[Collected data]
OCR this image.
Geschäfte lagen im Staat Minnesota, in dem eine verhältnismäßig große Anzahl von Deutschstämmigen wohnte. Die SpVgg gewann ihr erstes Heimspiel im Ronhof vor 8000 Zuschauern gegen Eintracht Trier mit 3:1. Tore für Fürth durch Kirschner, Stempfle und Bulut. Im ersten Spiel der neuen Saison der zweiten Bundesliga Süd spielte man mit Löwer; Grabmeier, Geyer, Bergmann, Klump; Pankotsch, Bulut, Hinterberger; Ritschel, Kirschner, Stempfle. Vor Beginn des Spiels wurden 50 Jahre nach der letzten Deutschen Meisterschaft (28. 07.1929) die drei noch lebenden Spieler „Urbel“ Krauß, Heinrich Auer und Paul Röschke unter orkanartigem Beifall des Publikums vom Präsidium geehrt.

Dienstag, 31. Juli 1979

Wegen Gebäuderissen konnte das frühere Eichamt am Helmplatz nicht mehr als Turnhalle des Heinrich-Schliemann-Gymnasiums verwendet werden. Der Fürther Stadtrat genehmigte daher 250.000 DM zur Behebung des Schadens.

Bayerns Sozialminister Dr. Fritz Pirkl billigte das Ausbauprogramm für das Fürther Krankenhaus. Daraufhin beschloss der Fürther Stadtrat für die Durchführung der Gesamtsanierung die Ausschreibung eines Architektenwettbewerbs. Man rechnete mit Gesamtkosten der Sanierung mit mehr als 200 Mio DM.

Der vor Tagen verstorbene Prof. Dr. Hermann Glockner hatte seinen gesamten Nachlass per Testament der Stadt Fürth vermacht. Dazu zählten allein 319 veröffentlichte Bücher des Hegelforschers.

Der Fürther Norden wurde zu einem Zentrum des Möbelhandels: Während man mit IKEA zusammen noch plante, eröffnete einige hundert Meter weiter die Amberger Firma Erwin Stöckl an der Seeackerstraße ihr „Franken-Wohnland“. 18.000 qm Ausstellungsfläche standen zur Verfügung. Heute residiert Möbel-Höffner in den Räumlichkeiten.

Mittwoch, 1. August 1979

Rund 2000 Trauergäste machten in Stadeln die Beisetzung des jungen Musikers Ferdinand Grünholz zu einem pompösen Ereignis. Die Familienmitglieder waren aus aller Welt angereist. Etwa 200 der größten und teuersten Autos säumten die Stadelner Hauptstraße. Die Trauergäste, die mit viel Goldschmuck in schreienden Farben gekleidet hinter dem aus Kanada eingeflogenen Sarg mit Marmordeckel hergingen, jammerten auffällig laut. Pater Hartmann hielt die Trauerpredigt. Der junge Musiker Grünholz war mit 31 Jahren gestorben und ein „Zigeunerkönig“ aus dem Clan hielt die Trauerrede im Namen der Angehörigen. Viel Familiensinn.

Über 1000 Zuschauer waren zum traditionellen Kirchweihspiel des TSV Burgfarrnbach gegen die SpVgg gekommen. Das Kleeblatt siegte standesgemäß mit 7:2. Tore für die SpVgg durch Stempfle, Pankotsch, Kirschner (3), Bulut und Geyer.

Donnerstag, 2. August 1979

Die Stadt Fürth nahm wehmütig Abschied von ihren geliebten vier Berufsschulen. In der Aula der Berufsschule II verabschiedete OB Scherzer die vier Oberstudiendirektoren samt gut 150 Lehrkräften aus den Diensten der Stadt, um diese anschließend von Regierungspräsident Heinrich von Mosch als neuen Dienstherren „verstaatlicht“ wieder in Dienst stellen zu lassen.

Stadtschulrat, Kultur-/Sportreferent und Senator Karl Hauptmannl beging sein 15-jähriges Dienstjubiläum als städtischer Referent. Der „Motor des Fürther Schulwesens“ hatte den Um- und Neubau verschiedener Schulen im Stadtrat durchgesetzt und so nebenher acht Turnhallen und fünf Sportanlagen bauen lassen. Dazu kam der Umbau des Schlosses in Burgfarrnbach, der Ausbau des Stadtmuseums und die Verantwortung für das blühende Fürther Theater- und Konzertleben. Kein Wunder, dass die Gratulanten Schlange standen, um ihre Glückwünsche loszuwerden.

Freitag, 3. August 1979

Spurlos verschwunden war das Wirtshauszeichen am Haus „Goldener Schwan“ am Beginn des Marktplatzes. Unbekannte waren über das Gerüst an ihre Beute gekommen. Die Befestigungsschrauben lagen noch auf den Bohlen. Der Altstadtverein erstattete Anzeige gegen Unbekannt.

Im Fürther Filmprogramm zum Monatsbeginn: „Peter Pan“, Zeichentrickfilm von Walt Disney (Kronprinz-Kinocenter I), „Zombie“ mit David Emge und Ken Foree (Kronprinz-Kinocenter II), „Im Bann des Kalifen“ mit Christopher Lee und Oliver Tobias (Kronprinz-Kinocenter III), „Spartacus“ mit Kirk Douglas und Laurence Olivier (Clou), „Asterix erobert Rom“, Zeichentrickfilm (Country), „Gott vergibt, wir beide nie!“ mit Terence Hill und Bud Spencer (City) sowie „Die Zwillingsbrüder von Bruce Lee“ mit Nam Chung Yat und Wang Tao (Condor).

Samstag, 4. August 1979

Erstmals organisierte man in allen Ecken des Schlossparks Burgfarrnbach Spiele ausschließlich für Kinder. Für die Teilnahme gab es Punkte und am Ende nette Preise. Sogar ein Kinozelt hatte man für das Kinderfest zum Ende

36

→ Work required
Return the listing above word for word.

→ Output of the exercise
OCR this image.
Geschäfte lagen im Staat Minnesota, in dem eine verhältnismäßig große Anzahl von Deutschstämmigen wohnte. Die SpVgg gewann ihr erstes Heimspiel im Ronhof vor 8000 Zuschauern gegen Eintracht Trier mit 3:1. Tore für Fürth durch Kirschner, Stempfle und Bulut. Im ersten Spiel der neuen Saison der zweiten Bundesliga Süd spielte man mit Löwer; Grabmeier, Geyer, Bergmann, Klump; Pankotsch, Bulut, Hinterberger; Ritschel, Kirschner, Stempfle. Vor Beginn des Spiels wurden 50 Jahre nach der letzten Deutschen Meisterschaft (28. 07.1929) die drei noch lebenden Spieler „Urbel“ Krauß, Heinrich Auer und Paul Röschke unter orkanartigem Beifall des Publikums vom Präsidium geehrt.

Dienstag, 31. Juli 1979

Wegen Gebäuderissen konnte das frühere Eichamt am Helmplatz nicht mehr als Turnhalle des Heinrich-Schliemann-Gymnasiums verwendet werden. Der Fürther Stadtrat genehmigte daher 250.000 DM zur Behebung des Schadens.

Bayerns Sozialminister Dr. Fritz Pirkl billigte das Ausbauprogramm für das Fürther Krankenhaus. Daraufhin beschloss der Fürther Stadtrat für die Durchführung der Gesamtsanierung die Ausschreibung eines Architektenwettbewerbs. Man rechnete mit Gesamtkosten der Sanierung mit mehr als 200 Mio DM.

Der vor Tagen verstorbene Prof. Dr. Hermann Glockner hatte seinen gesamten Nachlass per Testament der Stadt Fürth vermacht. Dazu zählten allein 319 veröffentlichte Bücher des Hegelforschers.

Der Fürther Norden wurde zu einem Zentrum des Möbelhandels: Während man mit IKEA zusammen noch plante, eröffnete einige hundert Meter weiter die Amberger Firma Erwin Stöckl an der Seeackerstraße ihr „Franken-Wohnland“. 18.000 qm Ausstellungsfläche standen zur Verfügung. Heute residiert Möbel-Höffner in den Räumlichkeiten.

Mittwoch, 1. August 1979

Rund 2000 Trauergäste machten in Stadeln die Beisetzung des jungen Musikers Ferdinand Grünholz zu einem pompösen Ereignis. Die Familienmitglieder waren aus aller Welt angereist. Etwa 200 der größten und teuersten Autos säumten die Stadelner Hauptstraße. Die Trauergäste, die mit viel Goldschmuck in schreienden Farben gekleidet hinter dem aus Kanada eingeflogenen Sarg mit Marmordeckel hergingen, jammerten auffällig laut. Pater Hartmann hielt die Trauerpredigt. Der junge Musiker Grünholz war mit 31 Jahren gestorben und ein „Zigeunerkönig“ aus dem Clan hielt die Trauerrede im Namen der Angehörigen. Viel Familiensinn.

Über 1000 Zuschauer waren zum traditionellen Kirchweihspiel des TSV Burgfarrnbach gegen die SpVgg gekommen. Das Kleeblatt siegte standesgemäß mit 7:2. Tore für die SpVgg durch Stempfle, Pankotsch, Kirschner (3), Bulut und Geyer.

Donnerstag, 2. August 1979

Die Stadt Fürth nahm wehmütig Abschied von ihren geliebten vier Berufsschulen. In der Aula der Berufsschule II verabschiedete OB Scherzer die vier Oberstudiendirektoren samt gut 150 Lehrkräften aus den Diensten der Stadt, um diese anschließend von Regierungspräsident Heinrich von Mosch als neuen Dienstherren „verstaatlicht“ wieder in Dienst stellen zu lassen.

Stadtschulrat, Kultur-/Sportreferent und Senator Karl Hauptmannl beging sein 15-jähriges Dienstjubiläum als städtischer Referent. Der „Motor des Fürther Schulwesens“ hatte den Um- und Neubau verschiedener Schulen im Stadtrat durchgesetzt und so nebenher acht Turnhallen und fünf Sportanlagen bauen lassen. Dazu kam der Umbau des Schlosses in Burgfarrnbach, der Ausbau des Stadtmuseums und die Verantwortung für das blühende Fürther Theater- und Konzertleben. Kein Wunder, dass die Gratulanten Schlange standen, um ihre Glückwünsche loszuwerden.

Freitag, 3. August 1979

Spurlos verschwunden war das Wirtshauszeichen am Haus „Goldener Schwan“ am Beginn des Marktplatzes. Unbekannte waren über das Gerüst an ihre Beute gekommen. Die Befestigungsschrauben lagen noch auf den Bohlen. Der Altstadtverein erstattete Anzeige gegen Unbekannt.

Im Fürther Filmprogramm zum Monatsbeginn: „Peter Pan“, Zeichentrickfilm von Walt Disney (Kronprinz-Kinocenter I), „Zombie“ mit David Emge und Ken Foree (Kronprinz-Kinocenter II), „Im Bann des Kalifen“ mit Christopher Lee und Oliver Tobias (Kronprinz-Kinocenter III), „Spartacus“ mit Kirk Douglas und Laurence Olivier (Clou), „Asterix erobert Rom“, Zeichentrickfilm (Country), „Gott vergibt, wir beide nie!“ mit Terence Hill und Bud Spencer (City) sowie „Die Zwillingsbrüder von Bruce Lee“ mit Nam Chung Yat und Wang Tao (Condor).

Samstag, 4. August 1979

Erstmals organisierte man in allen Ecken des Schlossparks Burgfarrnbach Spiele ausschließlich für Kinder. Für die Teilnahme gab es Punkte und am Ende nette Preise. Sogar ein Kinozelt hatte man für das Kinderfest zum Ende

36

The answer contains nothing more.